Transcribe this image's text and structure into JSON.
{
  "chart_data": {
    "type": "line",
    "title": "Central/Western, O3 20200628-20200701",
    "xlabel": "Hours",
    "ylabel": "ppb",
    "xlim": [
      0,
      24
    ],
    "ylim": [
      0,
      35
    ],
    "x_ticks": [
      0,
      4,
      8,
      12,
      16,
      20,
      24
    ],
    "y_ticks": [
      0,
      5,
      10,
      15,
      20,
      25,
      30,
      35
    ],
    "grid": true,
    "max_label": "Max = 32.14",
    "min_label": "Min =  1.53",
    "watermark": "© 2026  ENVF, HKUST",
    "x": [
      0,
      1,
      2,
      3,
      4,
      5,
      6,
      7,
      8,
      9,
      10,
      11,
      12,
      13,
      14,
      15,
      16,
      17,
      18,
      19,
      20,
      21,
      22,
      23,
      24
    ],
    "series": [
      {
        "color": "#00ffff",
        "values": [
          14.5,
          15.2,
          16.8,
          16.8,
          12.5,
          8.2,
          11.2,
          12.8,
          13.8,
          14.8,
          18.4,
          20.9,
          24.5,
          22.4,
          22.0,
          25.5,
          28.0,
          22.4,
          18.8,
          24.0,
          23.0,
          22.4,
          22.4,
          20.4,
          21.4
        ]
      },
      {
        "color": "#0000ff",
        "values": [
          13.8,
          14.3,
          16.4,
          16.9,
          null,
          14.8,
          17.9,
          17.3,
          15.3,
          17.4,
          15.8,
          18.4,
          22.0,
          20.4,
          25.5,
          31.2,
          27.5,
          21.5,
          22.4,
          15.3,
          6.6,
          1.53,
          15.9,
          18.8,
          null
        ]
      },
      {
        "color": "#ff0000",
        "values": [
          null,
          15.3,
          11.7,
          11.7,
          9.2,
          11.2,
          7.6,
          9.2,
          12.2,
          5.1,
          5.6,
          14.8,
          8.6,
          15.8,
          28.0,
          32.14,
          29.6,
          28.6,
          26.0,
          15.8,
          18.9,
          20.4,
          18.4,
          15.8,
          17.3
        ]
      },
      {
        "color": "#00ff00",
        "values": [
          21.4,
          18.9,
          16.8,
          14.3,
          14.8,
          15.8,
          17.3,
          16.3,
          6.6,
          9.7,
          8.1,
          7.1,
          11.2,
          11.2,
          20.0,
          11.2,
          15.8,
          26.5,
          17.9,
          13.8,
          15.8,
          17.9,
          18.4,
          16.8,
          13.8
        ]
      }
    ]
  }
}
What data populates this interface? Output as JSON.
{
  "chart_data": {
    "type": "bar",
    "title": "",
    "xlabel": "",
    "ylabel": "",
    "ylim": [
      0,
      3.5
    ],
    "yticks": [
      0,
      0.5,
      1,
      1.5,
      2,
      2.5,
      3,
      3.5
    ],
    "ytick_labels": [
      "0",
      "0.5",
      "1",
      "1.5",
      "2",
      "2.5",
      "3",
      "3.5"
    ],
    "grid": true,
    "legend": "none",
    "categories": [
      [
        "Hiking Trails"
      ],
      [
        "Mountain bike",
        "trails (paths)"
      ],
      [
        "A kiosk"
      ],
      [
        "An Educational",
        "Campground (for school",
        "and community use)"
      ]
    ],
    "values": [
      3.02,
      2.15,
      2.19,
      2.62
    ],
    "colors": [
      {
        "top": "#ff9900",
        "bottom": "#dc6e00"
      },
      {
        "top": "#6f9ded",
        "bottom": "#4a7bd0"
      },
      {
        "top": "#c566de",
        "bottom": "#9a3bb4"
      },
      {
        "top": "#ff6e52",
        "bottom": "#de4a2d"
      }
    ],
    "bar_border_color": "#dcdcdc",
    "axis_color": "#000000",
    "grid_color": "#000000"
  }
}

[Objective]
Write out the complete set of records exactly as given.

[The reply]
Transcribe this image's text and structure into JSON.
{
  "chart_data": {
    "type": "line",
    "title": "Central/Western, O3 20200628-20200701",
    "xlabel": "Hours",
    "ylabel": "ppb",
    "xlim": [
      0,
      24
    ],
    "ylim": [
      0,
      35
    ],
    "x_ticks": [
      0,
      4,
      8,
      12,
      16,
      20,
      24
    ],
    "y_ticks": [
      0,
      5,
      10,
      15,
      20,
      25,
      30,
      35
    ],
    "grid": true,
    "max_label": "Max = 32.14",
    "min_label": "Min =  1.53",
    "watermark": "© 2026  ENVF, HKUST",
    "x": [
      0,
      1,
      2,
      3,
      4,
      5,
      6,
      7,
      8,
      9,
      10,
      11,
      12,
      13,
      14,
      15,
      16,
      17,
      18,
      19,
      20,
      21,
      22,
      23,
      24
    ],
    "series": [
      {
        "color": "#00ffff",
        "values": [
          14.5,
          15.2,
          16.8,
          16.8,
          12.5,
          8.2,
          11.2,
          12.8,
          13.8,
          14.8,
          18.4,
          20.9,
          24.5,
          22.4,
          22.0,
          25.5,
          28.0,
          22.4,
          18.8,
          24.0,
          23.0,
          22.4,
          22.4,
          20.4,
          21.4
        ]
      },
      {
        "color": "#0000ff",
        "values": [
          13.8,
          14.3,
          16.4,
          16.9,
          null,
          14.8,
          17.9,
          17.3,
          15.3,
          17.4,
          15.8,
          18.4,
          22.0,
          20.4,
          25.5,
          31.2,
          27.5,
          21.5,
          22.4,
          15.3,
          6.6,
          1.53,
          15.9,
          18.8,
          null
        ]
      },
      {
        "color": "#ff0000",
        "values": [
          null,
          15.3,
          11.7,
          11.7,
          9.2,
          11.2,
          7.6,
          9.2,
          12.2,
          5.1,
          5.6,
          14.8,
          8.6,
          15.8,
          28.0,
          32.14,
          29.6,
          28.6,
          26.0,
          15.8,
          18.9,
          20.4,
          18.4,
          15.8,
          17.3
        ]
      },
      {
        "color": "#00ff00",
        "values": [
          21.4,
          18.9,
          16.8,
          14.3,
          14.8,
          15.8,
          17.3,
          16.3,
          6.6,
          9.7,
          8.1,
          7.1,
          11.2,
          11.2,
          20.0,
          11.2,
          15.8,
          26.5,
          17.9,
          13.8,
          15.8,
          17.9,
          18.4,
          16.8,
          13.8
        ]
      }
    ]
  }
}
What data populates this interface? Output as JSON.
{
  "chart_data": {
    "type": "bar",
    "title": "",
    "xlabel": "",
    "ylabel": "",
    "ylim": [
      0,
      3.5
    ],
    "yticks": [
      0,
      0.5,
      1,
      1.5,
      2,
      2.5,
      3,
      3.5
    ],
    "ytick_labels": [
      "0",
      "0.5",
      "1",
      "1.5",
      "2",
      "2.5",
      "3",
      "3.5"
    ],
    "grid": true,
    "legend": "none",
    "categories": [
      [
        "Hiking Trails"
      ],
      [
        "Mountain bike",
        "trails (paths)"
      ],
      [
        "A kiosk"
      ],
      [
        "An Educational",
        "Campground (for school",
        "and community use)"
      ]
    ],
    "values": [
      3.02,
      2.15,
      2.19,
      2.62
    ],
    "colors": [
      {
        "top": "#ff9900",
        "bottom": "#dc6e00"
      },
      {
        "top": "#6f9ded",
        "bottom": "#4a7bd0"
      },
      {
        "top": "#c566de",
        "bottom": "#9a3bb4"
      },
      {
        "top": "#ff6e52",
        "bottom": "#de4a2d"
      }
    ],
    "bar_border_color": "#dcdcdc",
    "axis_color": "#000000",
    "grid_color": "#000000"
  }
}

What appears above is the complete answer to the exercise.